Task to carry out:
All records should be reproduced verbatim.

┄┄┄┄┄┄┄┄┄┄

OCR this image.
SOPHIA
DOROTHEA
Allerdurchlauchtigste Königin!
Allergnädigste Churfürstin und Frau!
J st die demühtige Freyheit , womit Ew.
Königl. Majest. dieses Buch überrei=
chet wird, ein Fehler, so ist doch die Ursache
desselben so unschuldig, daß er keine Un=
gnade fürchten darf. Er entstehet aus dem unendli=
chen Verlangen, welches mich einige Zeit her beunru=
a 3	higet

┄┄┄┄┄┄┄┄┄┄

Result of the task:
OCR this image.
SOPHIA
DOROTHEA
Allerdurchlauchtigste Königin!
Allergnädigste Churfürstin und Frau!
J st die demühtige Freyheit , womit Ew.
Königl. Majest. dieses Buch überrei=
chet wird, ein Fehler, so ist doch die Ursache
desselben so unschuldig, daß er keine Un=
gnade fürchten darf. Er entstehet aus dem unendli=
chen Verlangen, welches mich einige Zeit her beunru=
a 3	higet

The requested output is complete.